**Brief**
Among the entries below, find how many lines carry the word "notebook" and state only that figure.

======== Source material ========

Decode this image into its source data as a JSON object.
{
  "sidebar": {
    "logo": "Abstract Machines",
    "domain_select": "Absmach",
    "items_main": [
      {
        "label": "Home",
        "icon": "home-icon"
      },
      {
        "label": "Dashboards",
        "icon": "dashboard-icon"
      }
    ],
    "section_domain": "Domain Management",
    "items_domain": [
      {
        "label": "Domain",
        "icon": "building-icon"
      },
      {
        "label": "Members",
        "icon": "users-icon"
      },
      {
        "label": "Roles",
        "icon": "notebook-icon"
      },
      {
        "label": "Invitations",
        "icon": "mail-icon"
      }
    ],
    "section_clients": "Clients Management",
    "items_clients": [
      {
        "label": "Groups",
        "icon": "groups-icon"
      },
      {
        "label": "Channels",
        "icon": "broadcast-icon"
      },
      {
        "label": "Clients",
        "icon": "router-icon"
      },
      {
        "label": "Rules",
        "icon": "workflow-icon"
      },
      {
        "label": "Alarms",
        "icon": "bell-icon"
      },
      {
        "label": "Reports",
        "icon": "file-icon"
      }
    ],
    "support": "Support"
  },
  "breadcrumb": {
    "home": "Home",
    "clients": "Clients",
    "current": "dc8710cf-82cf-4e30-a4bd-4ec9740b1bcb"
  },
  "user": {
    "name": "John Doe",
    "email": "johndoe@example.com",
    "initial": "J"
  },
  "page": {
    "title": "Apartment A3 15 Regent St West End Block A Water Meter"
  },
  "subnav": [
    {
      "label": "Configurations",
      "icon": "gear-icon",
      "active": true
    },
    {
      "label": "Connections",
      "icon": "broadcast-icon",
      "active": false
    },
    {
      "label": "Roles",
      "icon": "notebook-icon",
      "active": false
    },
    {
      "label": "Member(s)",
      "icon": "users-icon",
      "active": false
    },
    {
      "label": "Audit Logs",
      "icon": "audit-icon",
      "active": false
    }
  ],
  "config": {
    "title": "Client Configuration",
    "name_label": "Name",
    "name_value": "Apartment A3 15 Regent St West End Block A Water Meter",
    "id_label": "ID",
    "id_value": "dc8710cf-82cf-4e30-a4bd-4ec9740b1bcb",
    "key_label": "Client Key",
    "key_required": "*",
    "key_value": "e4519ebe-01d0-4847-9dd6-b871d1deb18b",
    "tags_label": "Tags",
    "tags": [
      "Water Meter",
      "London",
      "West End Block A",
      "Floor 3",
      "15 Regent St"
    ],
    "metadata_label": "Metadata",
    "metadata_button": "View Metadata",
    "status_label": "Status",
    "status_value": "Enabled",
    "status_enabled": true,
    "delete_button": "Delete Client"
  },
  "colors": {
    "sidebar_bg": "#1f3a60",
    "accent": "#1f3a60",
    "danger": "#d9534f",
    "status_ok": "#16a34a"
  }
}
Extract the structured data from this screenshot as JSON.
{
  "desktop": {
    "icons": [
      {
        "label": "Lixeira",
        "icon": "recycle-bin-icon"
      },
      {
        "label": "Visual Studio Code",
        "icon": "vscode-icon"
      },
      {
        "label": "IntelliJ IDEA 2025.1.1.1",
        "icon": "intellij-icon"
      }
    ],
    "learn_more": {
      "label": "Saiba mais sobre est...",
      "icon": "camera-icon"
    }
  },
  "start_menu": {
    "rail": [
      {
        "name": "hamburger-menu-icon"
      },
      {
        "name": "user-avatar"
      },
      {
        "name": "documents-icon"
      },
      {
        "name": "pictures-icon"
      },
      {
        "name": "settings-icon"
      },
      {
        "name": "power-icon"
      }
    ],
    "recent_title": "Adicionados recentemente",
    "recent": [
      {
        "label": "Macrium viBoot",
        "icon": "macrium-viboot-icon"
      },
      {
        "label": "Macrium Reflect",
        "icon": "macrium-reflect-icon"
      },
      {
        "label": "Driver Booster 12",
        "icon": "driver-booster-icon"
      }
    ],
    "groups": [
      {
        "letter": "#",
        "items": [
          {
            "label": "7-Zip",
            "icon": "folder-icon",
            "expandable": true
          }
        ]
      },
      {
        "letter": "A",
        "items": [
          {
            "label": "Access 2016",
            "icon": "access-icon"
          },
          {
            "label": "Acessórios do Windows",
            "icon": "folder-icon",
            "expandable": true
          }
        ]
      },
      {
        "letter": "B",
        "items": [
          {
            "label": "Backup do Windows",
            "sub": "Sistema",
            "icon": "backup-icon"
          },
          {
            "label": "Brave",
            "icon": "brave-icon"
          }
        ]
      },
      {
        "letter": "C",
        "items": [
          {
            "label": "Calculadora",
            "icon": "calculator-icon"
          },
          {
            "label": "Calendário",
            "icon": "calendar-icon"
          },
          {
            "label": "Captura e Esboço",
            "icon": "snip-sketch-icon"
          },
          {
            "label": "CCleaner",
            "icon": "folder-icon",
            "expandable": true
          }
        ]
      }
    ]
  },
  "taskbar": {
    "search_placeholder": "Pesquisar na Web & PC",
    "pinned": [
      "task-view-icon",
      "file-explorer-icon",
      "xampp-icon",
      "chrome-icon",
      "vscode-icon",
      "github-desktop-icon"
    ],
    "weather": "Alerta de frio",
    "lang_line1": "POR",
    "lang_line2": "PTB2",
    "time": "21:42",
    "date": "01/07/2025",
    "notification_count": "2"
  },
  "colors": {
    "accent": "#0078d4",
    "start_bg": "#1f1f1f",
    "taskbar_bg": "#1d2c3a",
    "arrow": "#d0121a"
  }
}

========

**Solution to this task**
2